[PASSAGE FOR REVIEW]

In a profile in The New York Times, Weir says that after completing The Martian, he began a multi-volume space opera called Zhek, about a substance that could absorb electromagnetic radiation and be used as a fuel for interstellar travel. He wrote 75,000 words before abandoning the project and beginning his novel Artemis (2017). Several elements from Zhek were brought over to Project Hail Mary, including a ruthless bureaucrat character, and an energy-absorbing substance used as starship fuel.

Publication 
Project Hail Mary was released on May 4, 2021, by Ballantine Books. It is available in hardcover, e-book, and audiobook formats. The audiobook narrated by Ray Porter uses melodic sound effects in the background whenever "Rocky" speaks.

Reception 
Project Hail Mary has received generally positive reviews. Writing for The New York Times, sci-fi author Alec Nevala-Lee wrote "For readers who can forgive its shortcomings, the result is an engaging space odyssey." Kirkus Reviews gave the book a starred review, describing it as "An unforgettable story of survival and the power of friendship—nothing short of a science-fiction masterwork."

In writing her review for The Washington Post, SFWA president and science fiction writer Mary Robinette Kowal mentions that there are plenty of things to love about this book, such as Grace's infectious enthusiasm for science. At the same time, Kowal mentions some of the many flaws in the novel, such as the lack of the use of checklists, which are very important in the fields of aviation, astronautics, and medicine in reducing human-induced errors which Grace seems to ignore and could have prevented him from creating his many errors in judgment.

[/PASSAGE FOR REVIEW]

◆ BRIEF A ◆
Answer these questions using the passage about Project Hail Mary:
(i) How many words of Zhek did Weir write before he gave up on it?
(ii) Who narrates the audiobook?
(iii) Which newspaper ran Mary Robinette Kowal's review?
◆ BRIEF B ◆
Carry on the passage about Project Hail Mary from its last sentence.
The material that comes after this text has nothing to do with it.

[DATASET]

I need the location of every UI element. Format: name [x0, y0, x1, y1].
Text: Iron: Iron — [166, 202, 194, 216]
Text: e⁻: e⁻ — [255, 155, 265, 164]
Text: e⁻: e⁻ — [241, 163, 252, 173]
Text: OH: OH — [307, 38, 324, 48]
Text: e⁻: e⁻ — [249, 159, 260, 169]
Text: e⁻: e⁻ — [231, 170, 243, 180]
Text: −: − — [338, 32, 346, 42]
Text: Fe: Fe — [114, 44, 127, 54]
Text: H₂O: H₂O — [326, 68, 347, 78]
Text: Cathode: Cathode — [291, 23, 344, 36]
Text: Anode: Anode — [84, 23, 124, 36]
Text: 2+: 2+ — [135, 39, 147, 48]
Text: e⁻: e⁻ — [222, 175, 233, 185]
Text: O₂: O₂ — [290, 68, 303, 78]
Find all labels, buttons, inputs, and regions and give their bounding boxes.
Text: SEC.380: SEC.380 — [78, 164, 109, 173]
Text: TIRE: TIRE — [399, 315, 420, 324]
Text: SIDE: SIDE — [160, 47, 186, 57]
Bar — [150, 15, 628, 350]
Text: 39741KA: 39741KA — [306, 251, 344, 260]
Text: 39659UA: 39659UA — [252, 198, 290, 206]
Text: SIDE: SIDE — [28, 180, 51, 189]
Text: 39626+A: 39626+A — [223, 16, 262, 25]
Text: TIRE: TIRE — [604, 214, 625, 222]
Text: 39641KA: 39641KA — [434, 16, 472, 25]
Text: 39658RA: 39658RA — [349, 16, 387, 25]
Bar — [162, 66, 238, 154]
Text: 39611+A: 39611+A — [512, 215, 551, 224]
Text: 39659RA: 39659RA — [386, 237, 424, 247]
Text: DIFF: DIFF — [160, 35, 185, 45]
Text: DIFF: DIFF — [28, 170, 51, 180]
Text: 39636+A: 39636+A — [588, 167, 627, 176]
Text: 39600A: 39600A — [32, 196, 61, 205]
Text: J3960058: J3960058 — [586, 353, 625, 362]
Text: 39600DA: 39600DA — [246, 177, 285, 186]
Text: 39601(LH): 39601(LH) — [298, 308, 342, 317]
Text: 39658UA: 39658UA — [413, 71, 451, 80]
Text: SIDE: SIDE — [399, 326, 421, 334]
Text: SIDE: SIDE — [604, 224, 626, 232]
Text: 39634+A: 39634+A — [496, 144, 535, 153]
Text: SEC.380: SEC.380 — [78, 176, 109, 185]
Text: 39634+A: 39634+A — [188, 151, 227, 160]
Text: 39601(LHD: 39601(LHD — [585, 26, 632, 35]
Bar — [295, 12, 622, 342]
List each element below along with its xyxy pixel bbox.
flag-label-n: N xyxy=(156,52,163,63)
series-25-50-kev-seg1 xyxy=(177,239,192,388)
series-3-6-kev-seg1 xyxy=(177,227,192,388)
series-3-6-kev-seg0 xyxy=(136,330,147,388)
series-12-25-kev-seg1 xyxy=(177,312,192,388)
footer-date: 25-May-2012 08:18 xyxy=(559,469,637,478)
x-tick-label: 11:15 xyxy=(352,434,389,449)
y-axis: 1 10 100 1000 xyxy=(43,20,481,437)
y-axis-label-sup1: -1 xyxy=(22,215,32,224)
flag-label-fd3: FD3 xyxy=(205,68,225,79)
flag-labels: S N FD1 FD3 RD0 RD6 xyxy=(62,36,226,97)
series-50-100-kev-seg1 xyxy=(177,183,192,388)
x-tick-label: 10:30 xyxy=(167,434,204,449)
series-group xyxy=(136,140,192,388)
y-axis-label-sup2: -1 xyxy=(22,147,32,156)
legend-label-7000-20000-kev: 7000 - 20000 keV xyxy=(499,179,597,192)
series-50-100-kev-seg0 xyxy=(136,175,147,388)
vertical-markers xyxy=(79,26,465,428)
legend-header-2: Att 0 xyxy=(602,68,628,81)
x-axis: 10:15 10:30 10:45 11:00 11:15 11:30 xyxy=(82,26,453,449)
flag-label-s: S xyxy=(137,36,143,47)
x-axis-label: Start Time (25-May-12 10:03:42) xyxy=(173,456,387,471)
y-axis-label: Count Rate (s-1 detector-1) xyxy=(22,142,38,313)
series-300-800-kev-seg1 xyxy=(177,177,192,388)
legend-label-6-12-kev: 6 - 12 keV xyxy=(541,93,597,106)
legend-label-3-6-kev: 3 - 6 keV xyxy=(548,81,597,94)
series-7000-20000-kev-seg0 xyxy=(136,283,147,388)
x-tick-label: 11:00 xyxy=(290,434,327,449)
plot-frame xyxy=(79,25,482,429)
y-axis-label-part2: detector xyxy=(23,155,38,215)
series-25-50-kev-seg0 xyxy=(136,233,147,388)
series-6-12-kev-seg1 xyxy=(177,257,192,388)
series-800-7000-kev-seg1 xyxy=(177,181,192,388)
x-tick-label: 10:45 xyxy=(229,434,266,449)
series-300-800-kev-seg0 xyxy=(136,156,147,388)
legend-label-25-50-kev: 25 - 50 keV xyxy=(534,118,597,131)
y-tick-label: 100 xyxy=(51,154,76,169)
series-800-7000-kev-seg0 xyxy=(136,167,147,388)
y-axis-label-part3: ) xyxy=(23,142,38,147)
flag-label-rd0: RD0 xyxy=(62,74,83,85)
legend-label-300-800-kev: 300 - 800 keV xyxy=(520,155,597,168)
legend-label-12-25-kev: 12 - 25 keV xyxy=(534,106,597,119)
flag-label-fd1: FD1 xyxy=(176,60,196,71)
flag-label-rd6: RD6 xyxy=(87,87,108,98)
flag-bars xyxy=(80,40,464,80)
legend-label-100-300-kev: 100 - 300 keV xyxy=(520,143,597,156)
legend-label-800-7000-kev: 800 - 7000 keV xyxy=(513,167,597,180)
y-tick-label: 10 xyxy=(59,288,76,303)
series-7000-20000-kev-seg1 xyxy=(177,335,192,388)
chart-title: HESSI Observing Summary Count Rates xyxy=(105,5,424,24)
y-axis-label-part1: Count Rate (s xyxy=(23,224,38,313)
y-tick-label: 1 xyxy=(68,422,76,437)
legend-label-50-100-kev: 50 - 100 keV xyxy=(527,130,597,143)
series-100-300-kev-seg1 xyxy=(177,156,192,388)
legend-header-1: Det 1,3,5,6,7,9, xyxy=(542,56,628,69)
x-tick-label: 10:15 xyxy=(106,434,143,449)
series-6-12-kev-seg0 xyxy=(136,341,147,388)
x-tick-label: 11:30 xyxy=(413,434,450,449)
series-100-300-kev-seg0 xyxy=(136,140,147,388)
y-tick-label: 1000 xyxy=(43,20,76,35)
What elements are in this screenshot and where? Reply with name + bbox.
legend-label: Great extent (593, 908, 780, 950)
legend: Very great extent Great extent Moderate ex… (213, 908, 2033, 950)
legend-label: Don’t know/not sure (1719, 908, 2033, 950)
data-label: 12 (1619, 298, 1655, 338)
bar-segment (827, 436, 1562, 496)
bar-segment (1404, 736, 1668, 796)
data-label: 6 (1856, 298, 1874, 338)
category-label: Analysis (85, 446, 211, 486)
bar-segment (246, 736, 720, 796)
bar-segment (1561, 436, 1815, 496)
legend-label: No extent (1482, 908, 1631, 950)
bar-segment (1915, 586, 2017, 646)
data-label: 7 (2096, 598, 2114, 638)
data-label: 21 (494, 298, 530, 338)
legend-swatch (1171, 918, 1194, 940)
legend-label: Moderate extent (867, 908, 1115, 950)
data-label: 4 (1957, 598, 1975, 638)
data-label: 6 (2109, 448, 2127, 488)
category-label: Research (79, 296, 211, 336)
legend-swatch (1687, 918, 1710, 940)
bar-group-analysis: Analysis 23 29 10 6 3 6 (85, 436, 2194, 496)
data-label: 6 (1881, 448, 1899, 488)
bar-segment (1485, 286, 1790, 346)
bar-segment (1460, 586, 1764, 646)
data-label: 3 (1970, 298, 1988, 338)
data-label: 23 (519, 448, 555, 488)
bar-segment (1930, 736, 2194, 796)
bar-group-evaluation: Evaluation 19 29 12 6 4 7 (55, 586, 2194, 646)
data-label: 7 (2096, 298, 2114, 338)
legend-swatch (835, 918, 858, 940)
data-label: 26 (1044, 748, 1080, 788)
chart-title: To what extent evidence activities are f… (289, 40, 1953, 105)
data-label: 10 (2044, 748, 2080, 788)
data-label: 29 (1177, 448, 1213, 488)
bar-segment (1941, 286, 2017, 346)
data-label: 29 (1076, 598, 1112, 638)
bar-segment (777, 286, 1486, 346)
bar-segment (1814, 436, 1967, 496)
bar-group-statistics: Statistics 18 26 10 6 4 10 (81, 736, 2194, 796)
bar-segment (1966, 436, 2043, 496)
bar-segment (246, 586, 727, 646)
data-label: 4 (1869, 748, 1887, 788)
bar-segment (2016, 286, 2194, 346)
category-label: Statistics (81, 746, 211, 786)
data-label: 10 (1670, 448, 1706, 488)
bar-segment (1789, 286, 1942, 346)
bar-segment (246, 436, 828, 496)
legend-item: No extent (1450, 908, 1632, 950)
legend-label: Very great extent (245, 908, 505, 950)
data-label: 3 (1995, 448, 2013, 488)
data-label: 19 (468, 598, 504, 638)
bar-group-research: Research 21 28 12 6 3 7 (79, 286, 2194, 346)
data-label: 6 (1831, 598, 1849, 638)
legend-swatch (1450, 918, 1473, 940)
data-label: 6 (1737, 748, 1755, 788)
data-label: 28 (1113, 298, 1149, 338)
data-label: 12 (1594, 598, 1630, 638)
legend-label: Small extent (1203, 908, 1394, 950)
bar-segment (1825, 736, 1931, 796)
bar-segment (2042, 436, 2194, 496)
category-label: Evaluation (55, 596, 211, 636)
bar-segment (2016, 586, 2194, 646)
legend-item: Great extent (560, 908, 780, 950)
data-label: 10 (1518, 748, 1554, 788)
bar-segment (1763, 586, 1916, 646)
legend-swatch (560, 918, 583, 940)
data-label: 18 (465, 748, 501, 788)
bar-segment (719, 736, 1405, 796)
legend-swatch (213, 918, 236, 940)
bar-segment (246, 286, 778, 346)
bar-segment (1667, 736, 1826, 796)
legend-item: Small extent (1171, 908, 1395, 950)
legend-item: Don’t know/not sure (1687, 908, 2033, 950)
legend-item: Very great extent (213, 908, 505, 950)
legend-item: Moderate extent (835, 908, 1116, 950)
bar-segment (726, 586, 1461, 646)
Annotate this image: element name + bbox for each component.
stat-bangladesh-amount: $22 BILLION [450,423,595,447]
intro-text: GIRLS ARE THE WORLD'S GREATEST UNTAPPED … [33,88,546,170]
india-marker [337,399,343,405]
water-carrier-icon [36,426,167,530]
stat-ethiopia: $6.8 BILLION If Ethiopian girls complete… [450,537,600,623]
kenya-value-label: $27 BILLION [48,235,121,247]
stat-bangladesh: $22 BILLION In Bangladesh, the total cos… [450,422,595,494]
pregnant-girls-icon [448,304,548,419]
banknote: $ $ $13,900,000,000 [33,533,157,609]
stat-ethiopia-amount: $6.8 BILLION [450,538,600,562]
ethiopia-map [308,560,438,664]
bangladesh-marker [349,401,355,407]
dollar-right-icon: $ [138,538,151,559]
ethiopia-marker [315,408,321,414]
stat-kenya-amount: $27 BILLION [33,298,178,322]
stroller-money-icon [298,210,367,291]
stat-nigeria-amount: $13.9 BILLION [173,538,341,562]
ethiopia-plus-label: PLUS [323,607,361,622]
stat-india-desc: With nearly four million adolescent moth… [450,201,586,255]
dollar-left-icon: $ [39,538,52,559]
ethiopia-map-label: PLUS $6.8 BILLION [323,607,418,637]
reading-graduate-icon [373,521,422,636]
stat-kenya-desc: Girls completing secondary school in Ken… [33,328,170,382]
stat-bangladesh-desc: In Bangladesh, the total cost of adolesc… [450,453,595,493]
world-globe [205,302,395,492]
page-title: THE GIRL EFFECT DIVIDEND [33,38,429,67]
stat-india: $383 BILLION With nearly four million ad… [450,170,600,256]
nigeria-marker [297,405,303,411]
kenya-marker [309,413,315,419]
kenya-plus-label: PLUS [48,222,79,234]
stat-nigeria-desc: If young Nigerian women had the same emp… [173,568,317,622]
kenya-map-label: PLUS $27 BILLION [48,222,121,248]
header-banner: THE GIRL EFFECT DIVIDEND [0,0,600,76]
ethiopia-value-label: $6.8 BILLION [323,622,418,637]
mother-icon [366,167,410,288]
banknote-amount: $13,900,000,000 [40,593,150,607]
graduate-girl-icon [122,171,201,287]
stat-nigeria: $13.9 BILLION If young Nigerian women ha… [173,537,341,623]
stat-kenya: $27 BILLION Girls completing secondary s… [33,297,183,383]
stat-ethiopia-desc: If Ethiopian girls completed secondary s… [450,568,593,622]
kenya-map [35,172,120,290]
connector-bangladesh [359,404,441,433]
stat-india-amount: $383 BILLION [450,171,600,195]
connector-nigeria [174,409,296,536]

[/DATASET]

◆ YOUR RESPONSE A ◆
(i) 75,000 words
(ii) Ray Porter
(iii) The Washington Post

◆ YOUR RESPONSE B ◆
A reviewer for Locus Magazine wrote, "Project Hail Mary, however, isn’t a simple rehash of The Martian. Instead, it’s a celebration of Weir’s voice... Weir’s jaunty blend of science and fiction in Project Hail Mary is a return to the work that got him where he is." The reviewer for The Boston Globe wrote that "Project Hail Mary is still a suspenseful space yarn that zigs and zags — sometimes literally — in ingenious directions."

Project Hail Mary debuted at number 3 on The New York Times Best Seller list for Combined Print & E-Book Fiction in May 2021. By August 2021, the book had been on the NYT list for 9 weeks. Project Hail Mary additionally achieved the #1 spot on the New York Times Audio Fiction Best Seller List for three weeks in February 2022.

The novel debuted at number 2 on the Los Angeles Times SoCal Bestsellers for Hardcover Fiction and number 6 on The Wall Street Journal Bestselling Books List for Hardcover Fiction during the same month. The book was still on the L.A. Times list in mid-August.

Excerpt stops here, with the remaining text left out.